EXERCISE DIRECTIONS |
Copy out each line of the data that holds the word "Butein".

-=-=-

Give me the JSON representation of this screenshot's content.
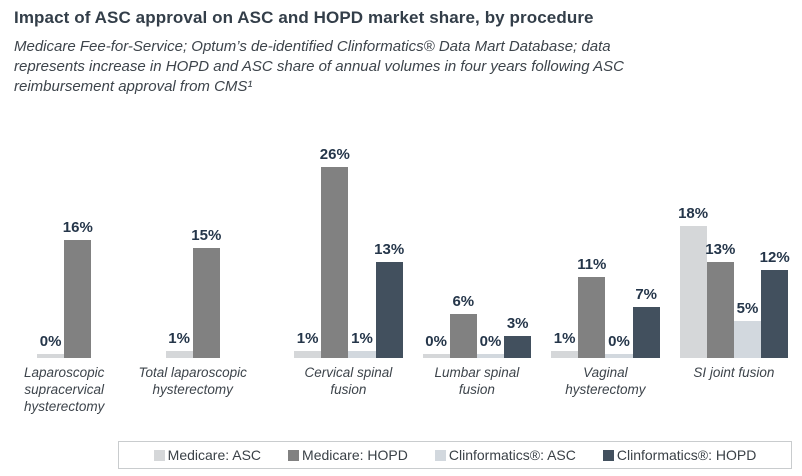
{
  "title": "Impact of ASC approval on ASC and HOPD market share, by procedure",
  "subtitle_lines": [
    "Medicare Fee-for-Service; Optum’s de-identified Clinformatics® Data Mart Database; data",
    "represents increase in HOPD and ASC share of annual volumes in four years following ASC",
    "reimbursement approval from CMS¹"
  ],
  "chart_data": {
    "type": "bar",
    "title": "Impact of ASC approval on ASC and HOPD market share, by procedure",
    "xlabel": "",
    "ylabel": "",
    "ylim": [
      0,
      28
    ],
    "grid": false,
    "legend_position": "bottom",
    "value_label_suffix": "%",
    "categories": [
      "Laparoscopic supracervical hysterectomy",
      "Total laparoscopic hysterectomy",
      "Cervical spinal fusion",
      "Lumbar spinal fusion",
      "Vaginal hysterectomy",
      "SI joint fusion"
    ],
    "series": [
      {
        "name": "Medicare: ASC",
        "color": "#d5d7d9",
        "values": [
          0,
          1,
          1,
          0,
          1,
          18
        ]
      },
      {
        "name": "Medicare: HOPD",
        "color": "#818181",
        "values": [
          16,
          15,
          26,
          6,
          11,
          13
        ]
      },
      {
        "name": "Clinformatics®: ASC",
        "color": "#d2d8de",
        "values": [
          null,
          null,
          1,
          0,
          0,
          5
        ]
      },
      {
        "name": "Clinformatics®: HOPD",
        "color": "#42505e",
        "values": [
          null,
          null,
          13,
          3,
          7,
          12
        ]
      }
    ],
    "value_labels": [
      [
        "0%",
        "16%",
        null,
        null
      ],
      [
        "1%",
        "15%",
        null,
        null
      ],
      [
        "1%",
        "26%",
        "1%",
        "13%"
      ],
      [
        "0%",
        "6%",
        "0%",
        "3%"
      ],
      [
        "1%",
        "11%",
        "0%",
        "7%"
      ],
      [
        "18%",
        "13%",
        "5%",
        "12%"
      ]
    ]
  }
}
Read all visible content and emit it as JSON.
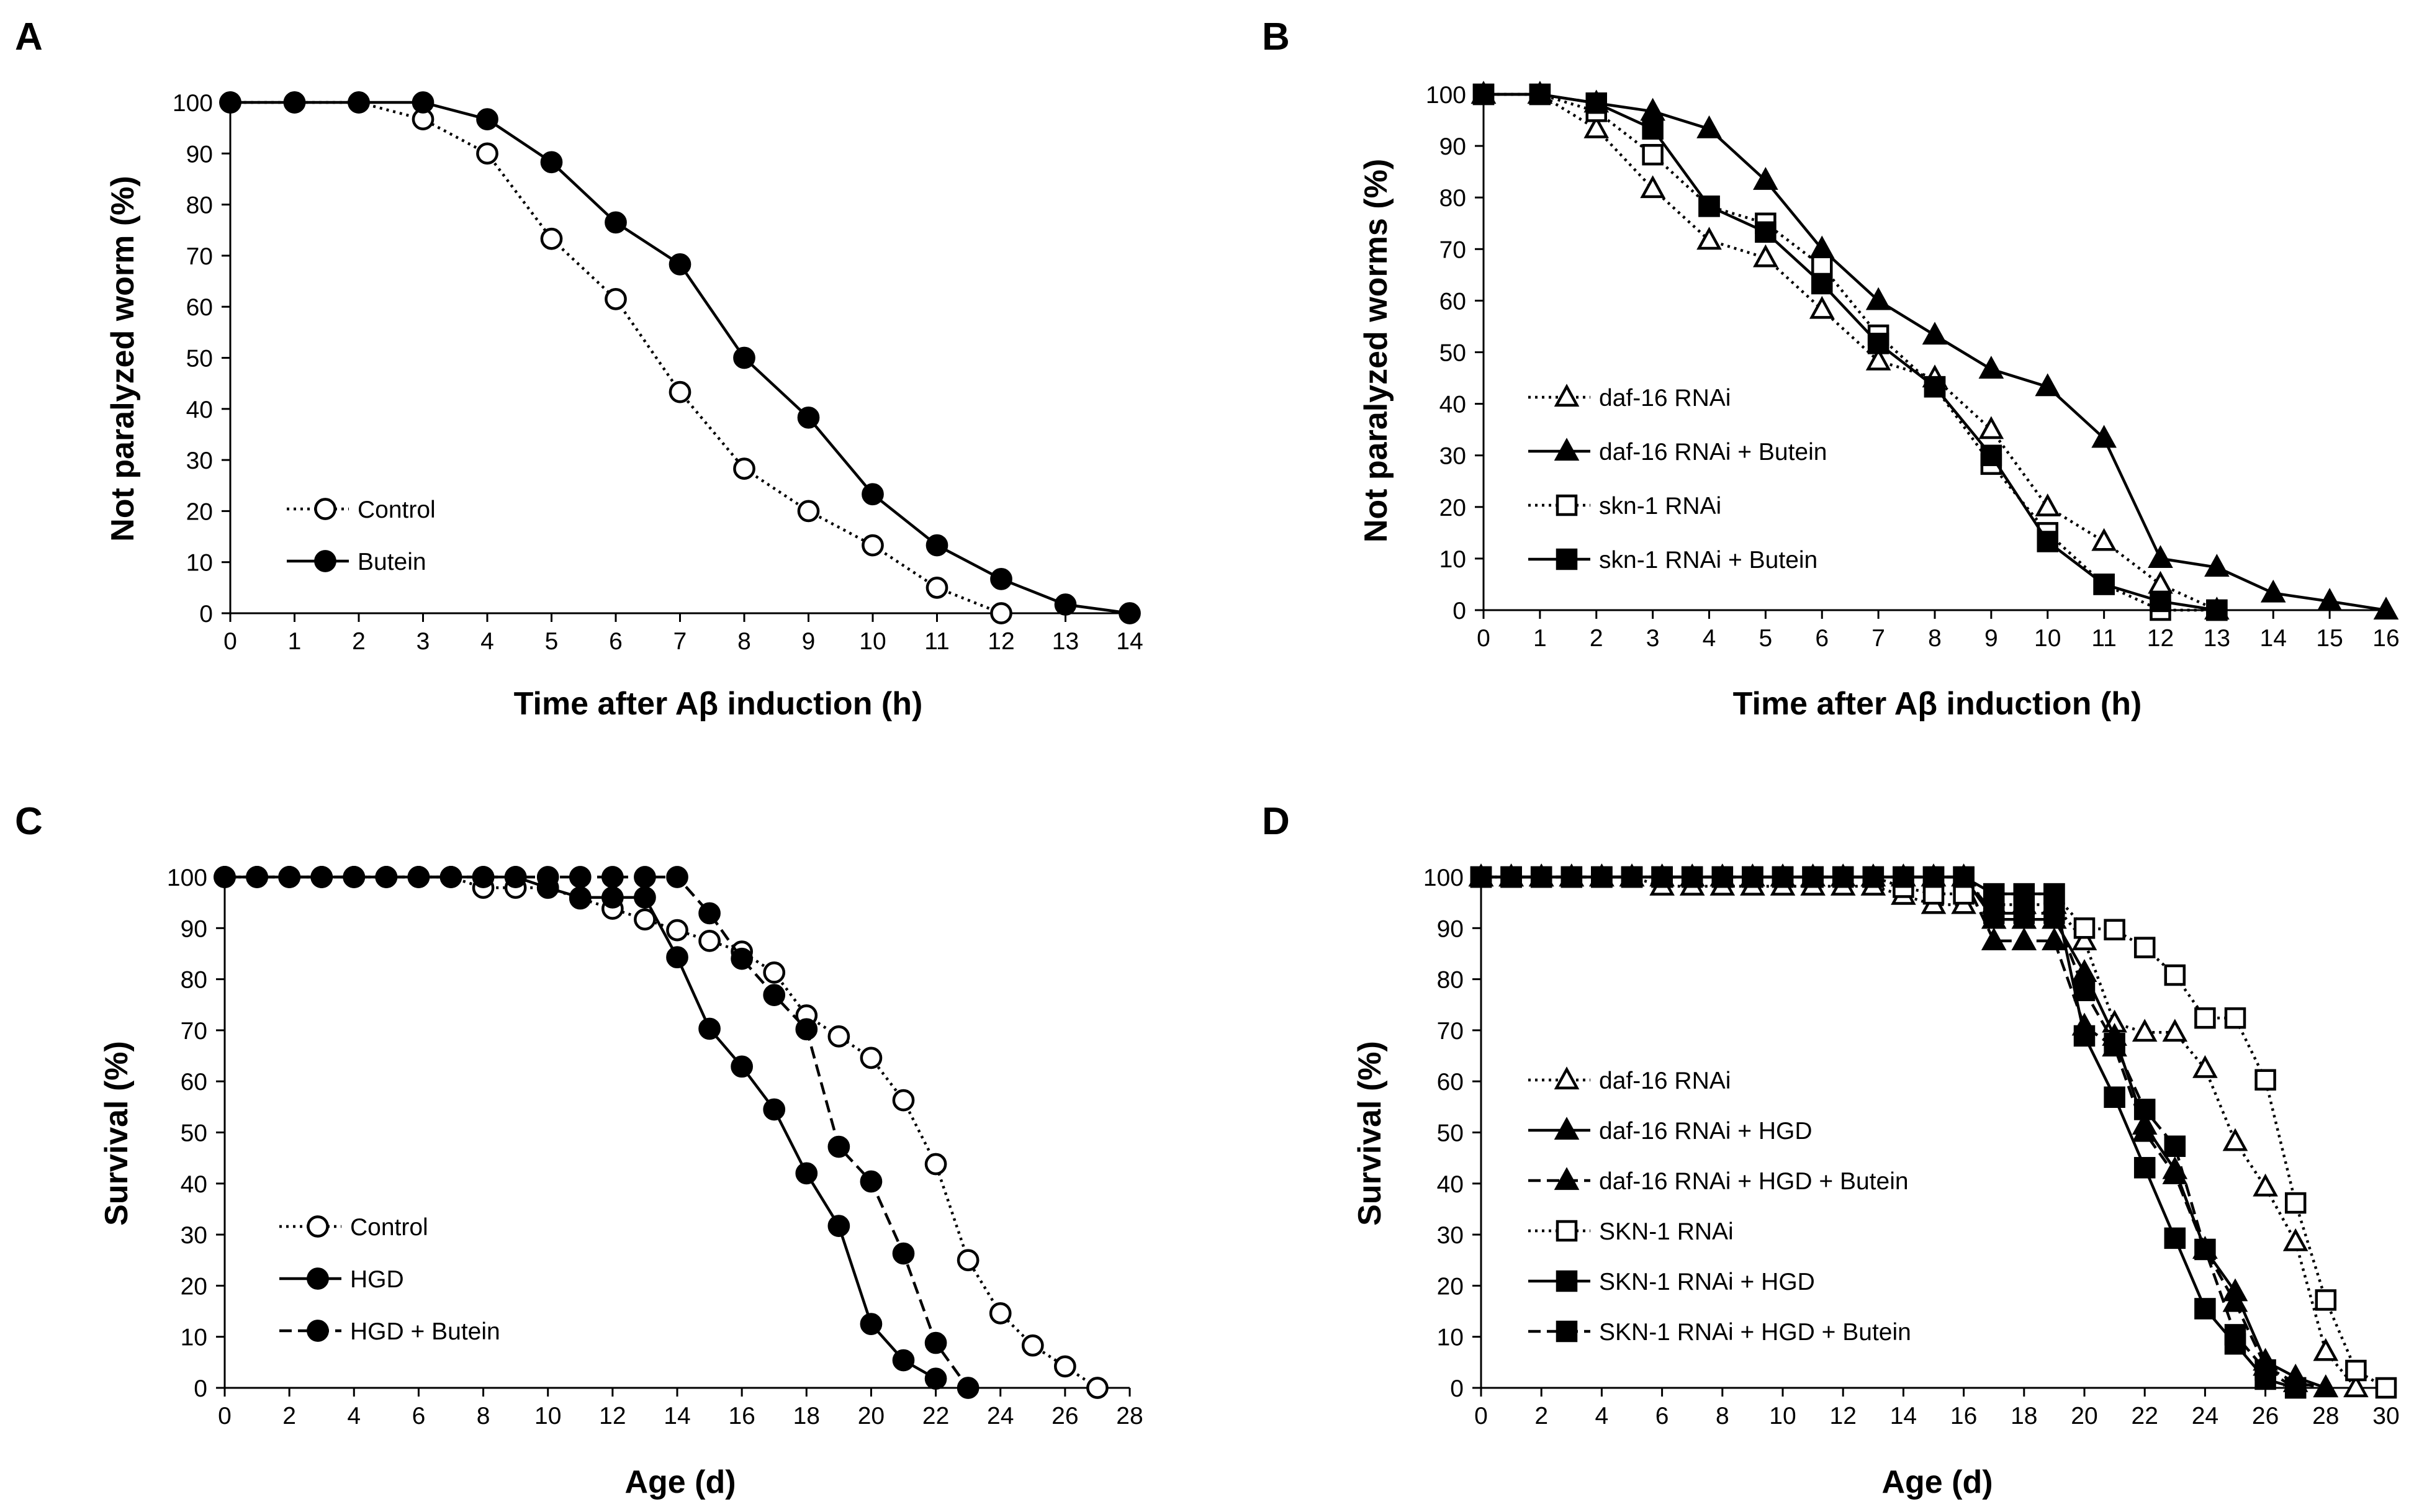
{
  "chart_data": [
    {
      "panel": "A",
      "type": "line",
      "xlabel": "Time after Aβ induction (h)",
      "ylabel": "Not paralyzed worm (%)",
      "xlim": [
        0,
        14
      ],
      "ylim": [
        0,
        100
      ],
      "x_ticks": [
        0,
        1,
        2,
        3,
        4,
        5,
        6,
        7,
        8,
        9,
        10,
        11,
        12,
        13,
        14
      ],
      "y_ticks": [
        0,
        10,
        20,
        30,
        40,
        50,
        60,
        70,
        80,
        90,
        100
      ],
      "series": [
        {
          "name": "Control",
          "marker": "circle",
          "fill": "open",
          "dash": "dotted",
          "x": [
            0,
            1,
            2,
            3,
            4,
            5,
            6,
            7,
            8,
            9,
            10,
            11,
            12
          ],
          "values": [
            100,
            100,
            100,
            96.7,
            90,
            73.3,
            61.5,
            43.3,
            28.3,
            20,
            13.3,
            5,
            0
          ]
        },
        {
          "name": "Butein",
          "marker": "circle",
          "fill": "filled",
          "dash": "solid",
          "x": [
            0,
            1,
            2,
            3,
            4,
            5,
            6,
            7,
            8,
            9,
            10,
            11,
            12,
            13,
            14
          ],
          "values": [
            100,
            100,
            100,
            100,
            96.7,
            88.3,
            76.5,
            68.3,
            50,
            38.3,
            23.3,
            13.3,
            6.7,
            1.7,
            0
          ]
        }
      ]
    },
    {
      "panel": "B",
      "type": "line",
      "xlabel": "Time after Aβ induction (h)",
      "ylabel": "Not paralyzed worms (%)",
      "xlim": [
        0,
        16
      ],
      "ylim": [
        0,
        100
      ],
      "x_ticks": [
        0,
        1,
        2,
        3,
        4,
        5,
        6,
        7,
        8,
        9,
        10,
        11,
        12,
        13,
        14,
        15,
        16
      ],
      "y_ticks": [
        0,
        10,
        20,
        30,
        40,
        50,
        60,
        70,
        80,
        90,
        100
      ],
      "series": [
        {
          "name": "daf-16 RNAi",
          "marker": "triangle",
          "fill": "open",
          "dash": "dotted",
          "x": [
            0,
            1,
            2,
            3,
            4,
            5,
            6,
            7,
            8,
            9,
            10,
            11,
            12,
            13
          ],
          "values": [
            100,
            100,
            93.3,
            81.7,
            71.7,
            68.3,
            58.3,
            48.3,
            45,
            35,
            20,
            13.3,
            5,
            0
          ]
        },
        {
          "name": "daf-16 RNAi + Butein",
          "marker": "triangle",
          "fill": "filled",
          "dash": "solid",
          "x": [
            0,
            1,
            2,
            3,
            4,
            5,
            6,
            7,
            8,
            9,
            10,
            11,
            12,
            13,
            14,
            15,
            16
          ],
          "values": [
            100,
            100,
            98.3,
            96.7,
            93.3,
            83.3,
            70,
            60,
            53.3,
            46.7,
            43.3,
            33.3,
            10,
            8.3,
            3.3,
            1.7,
            0
          ]
        },
        {
          "name": "skn-1 RNAi",
          "marker": "square",
          "fill": "open",
          "dash": "dotted",
          "x": [
            0,
            1,
            2,
            3,
            4,
            5,
            6,
            7,
            8,
            9,
            10,
            11,
            12,
            13
          ],
          "values": [
            100,
            100,
            96.7,
            88.3,
            78.3,
            75,
            66.7,
            53.3,
            43.3,
            28.3,
            15,
            5,
            0,
            0
          ]
        },
        {
          "name": "skn-1 RNAi + Butein",
          "marker": "square",
          "fill": "filled",
          "dash": "solid",
          "x": [
            0,
            1,
            2,
            3,
            4,
            5,
            6,
            7,
            8,
            9,
            10,
            11,
            12,
            13
          ],
          "values": [
            100,
            100,
            98.3,
            93.3,
            78.3,
            73.3,
            63.3,
            51.7,
            43.3,
            30,
            13.3,
            5,
            1.7,
            0
          ]
        }
      ]
    },
    {
      "panel": "C",
      "type": "line",
      "xlabel": "Age (d)",
      "ylabel": "Survival (%)",
      "xlim": [
        0,
        28
      ],
      "ylim": [
        0,
        100
      ],
      "x_ticks": [
        0,
        2,
        4,
        6,
        8,
        10,
        12,
        14,
        16,
        18,
        20,
        22,
        24,
        26,
        28
      ],
      "y_ticks": [
        0,
        10,
        20,
        30,
        40,
        50,
        60,
        70,
        80,
        90,
        100
      ],
      "series": [
        {
          "name": "Control",
          "marker": "circle",
          "fill": "open",
          "dash": "dotted",
          "x": [
            0,
            1,
            2,
            3,
            4,
            5,
            6,
            7,
            8,
            9,
            10,
            11,
            12,
            13,
            14,
            15,
            16,
            17,
            18,
            19,
            20,
            21,
            22,
            23,
            24,
            25,
            26,
            27
          ],
          "values": [
            100,
            100,
            100,
            100,
            100,
            100,
            100,
            100,
            97.9,
            97.9,
            97.9,
            95.8,
            93.8,
            91.7,
            89.6,
            87.5,
            85.4,
            81.3,
            72.9,
            68.8,
            64.6,
            56.3,
            43.8,
            25,
            14.6,
            8.3,
            4.2,
            0
          ]
        },
        {
          "name": "HGD",
          "marker": "circle",
          "fill": "filled",
          "dash": "solid",
          "x": [
            0,
            1,
            2,
            3,
            4,
            5,
            6,
            7,
            8,
            9,
            10,
            11,
            12,
            13,
            14,
            15,
            16,
            17,
            18,
            19,
            20,
            21,
            22
          ],
          "values": [
            100,
            100,
            100,
            100,
            100,
            100,
            100,
            100,
            100,
            100,
            97.9,
            96,
            96,
            96,
            84.3,
            70.3,
            62.9,
            54.5,
            42,
            31.7,
            12.5,
            5.4,
            1.8
          ]
        },
        {
          "name": "HGD + Butein",
          "marker": "circle",
          "fill": "filled",
          "dash": "dashed",
          "x": [
            0,
            1,
            2,
            3,
            4,
            5,
            6,
            7,
            8,
            9,
            10,
            11,
            12,
            13,
            14,
            15,
            16,
            17,
            18,
            19,
            20,
            21,
            22,
            23
          ],
          "values": [
            100,
            100,
            100,
            100,
            100,
            100,
            100,
            100,
            100,
            100,
            100,
            100,
            100,
            100,
            100,
            92.9,
            84,
            76.9,
            70.2,
            47.2,
            40.4,
            26.3,
            8.8,
            0
          ]
        }
      ]
    },
    {
      "panel": "D",
      "type": "line",
      "xlabel": "Age (d)",
      "ylabel": "Survival (%)",
      "xlim": [
        0,
        30
      ],
      "ylim": [
        0,
        100
      ],
      "x_ticks": [
        0,
        2,
        4,
        6,
        8,
        10,
        12,
        14,
        16,
        18,
        20,
        22,
        24,
        26,
        28,
        30
      ],
      "y_ticks": [
        0,
        10,
        20,
        30,
        40,
        50,
        60,
        70,
        80,
        90,
        100
      ],
      "series": [
        {
          "name": "daf-16 RNAi",
          "marker": "triangle",
          "fill": "open",
          "dash": "dotted",
          "x": [
            0,
            1,
            2,
            3,
            4,
            5,
            6,
            7,
            8,
            9,
            10,
            11,
            12,
            13,
            14,
            15,
            16,
            17,
            18,
            19,
            20,
            21,
            22,
            23,
            24,
            25,
            26,
            27,
            28,
            29
          ],
          "values": [
            100,
            100,
            100,
            100,
            100,
            100,
            98.2,
            98.2,
            98.2,
            98.2,
            98.2,
            98.2,
            98.2,
            98.2,
            96.4,
            94.6,
            94.6,
            94.6,
            94.6,
            94.6,
            87.5,
            71.4,
            69.6,
            69.6,
            62.5,
            48.2,
            39.3,
            28.6,
            7.1,
            0
          ]
        },
        {
          "name": "daf-16 RNAi + HGD",
          "marker": "triangle",
          "fill": "filled",
          "dash": "solid",
          "x": [
            0,
            1,
            2,
            3,
            4,
            5,
            6,
            7,
            8,
            9,
            10,
            11,
            12,
            13,
            14,
            15,
            16,
            17,
            18,
            19,
            20,
            21,
            22,
            23,
            24,
            25,
            26,
            27,
            28
          ],
          "values": [
            100,
            100,
            100,
            100,
            100,
            100,
            100,
            100,
            100,
            100,
            100,
            100,
            100,
            100,
            100,
            100,
            100,
            91.7,
            91.7,
            91.7,
            81.3,
            68.8,
            51.4,
            42.7,
            27.1,
            18.8,
            5.2,
            2.1,
            0
          ]
        },
        {
          "name": "daf-16 RNAi + HGD + Butein",
          "marker": "triangle",
          "fill": "filled",
          "dash": "dashed",
          "x": [
            0,
            1,
            2,
            3,
            4,
            5,
            6,
            7,
            8,
            9,
            10,
            11,
            12,
            13,
            14,
            15,
            16,
            17,
            18,
            19,
            20,
            21,
            22,
            23,
            24,
            25,
            26,
            27,
            28
          ],
          "values": [
            100,
            100,
            100,
            100,
            100,
            100,
            100,
            100,
            100,
            100,
            100,
            100,
            100,
            100,
            100,
            100,
            100,
            87.5,
            87.5,
            87.5,
            70.8,
            66.7,
            50,
            41.7,
            27.1,
            16.7,
            4.2,
            1,
            0
          ]
        },
        {
          "name": "SKN-1 RNAi",
          "marker": "square",
          "fill": "open",
          "dash": "dotted",
          "x": [
            0,
            1,
            2,
            3,
            4,
            5,
            6,
            7,
            8,
            9,
            10,
            11,
            12,
            13,
            14,
            15,
            16,
            17,
            18,
            19,
            20,
            21,
            22,
            23,
            24,
            25,
            26,
            27,
            28,
            29,
            30
          ],
          "values": [
            100,
            100,
            100,
            100,
            100,
            100,
            100,
            100,
            100,
            100,
            100,
            100,
            100,
            100,
            98,
            96.7,
            96.7,
            96.7,
            96.7,
            96.7,
            90,
            89.7,
            86.2,
            80.8,
            72.4,
            72.4,
            60.3,
            36.2,
            17.2,
            3.4,
            0
          ]
        },
        {
          "name": "SKN-1 RNAi + HGD",
          "marker": "square",
          "fill": "filled",
          "dash": "solid",
          "x": [
            0,
            1,
            2,
            3,
            4,
            5,
            6,
            7,
            8,
            9,
            10,
            11,
            12,
            13,
            14,
            15,
            16,
            17,
            18,
            19,
            20,
            21,
            22,
            23,
            24,
            25,
            26,
            27
          ],
          "values": [
            100,
            100,
            100,
            100,
            100,
            100,
            100,
            100,
            100,
            100,
            100,
            100,
            100,
            100,
            100,
            100,
            100,
            96.7,
            96.7,
            96.7,
            68.9,
            56.9,
            43.1,
            29.3,
            15.5,
            8.6,
            1.7,
            0
          ]
        },
        {
          "name": "SKN-1 RNAi + HGD + Butein",
          "marker": "square",
          "fill": "filled",
          "dash": "dashed",
          "x": [
            0,
            1,
            2,
            3,
            4,
            5,
            6,
            7,
            8,
            9,
            10,
            11,
            12,
            13,
            14,
            15,
            16,
            17,
            18,
            19,
            20,
            21,
            22,
            23,
            24,
            25,
            26,
            27
          ],
          "values": [
            100,
            100,
            100,
            100,
            100,
            100,
            100,
            100,
            100,
            100,
            100,
            100,
            100,
            100,
            100,
            100,
            100,
            92.9,
            92.9,
            92.9,
            77.8,
            67.4,
            54.5,
            47.3,
            27.1,
            10.4,
            3.5,
            0
          ]
        }
      ]
    }
  ]
}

-=-=-

TASK RESPONSE |
          "name": "Butein",
          "name": "daf-16 RNAi + Butein",
          "name": "skn-1 RNAi + Butein",
          "name": "HGD + Butein",
          "name": "daf-16 RNAi + HGD + Butein",
          "name": "SKN-1 RNAi + HGD + Butein",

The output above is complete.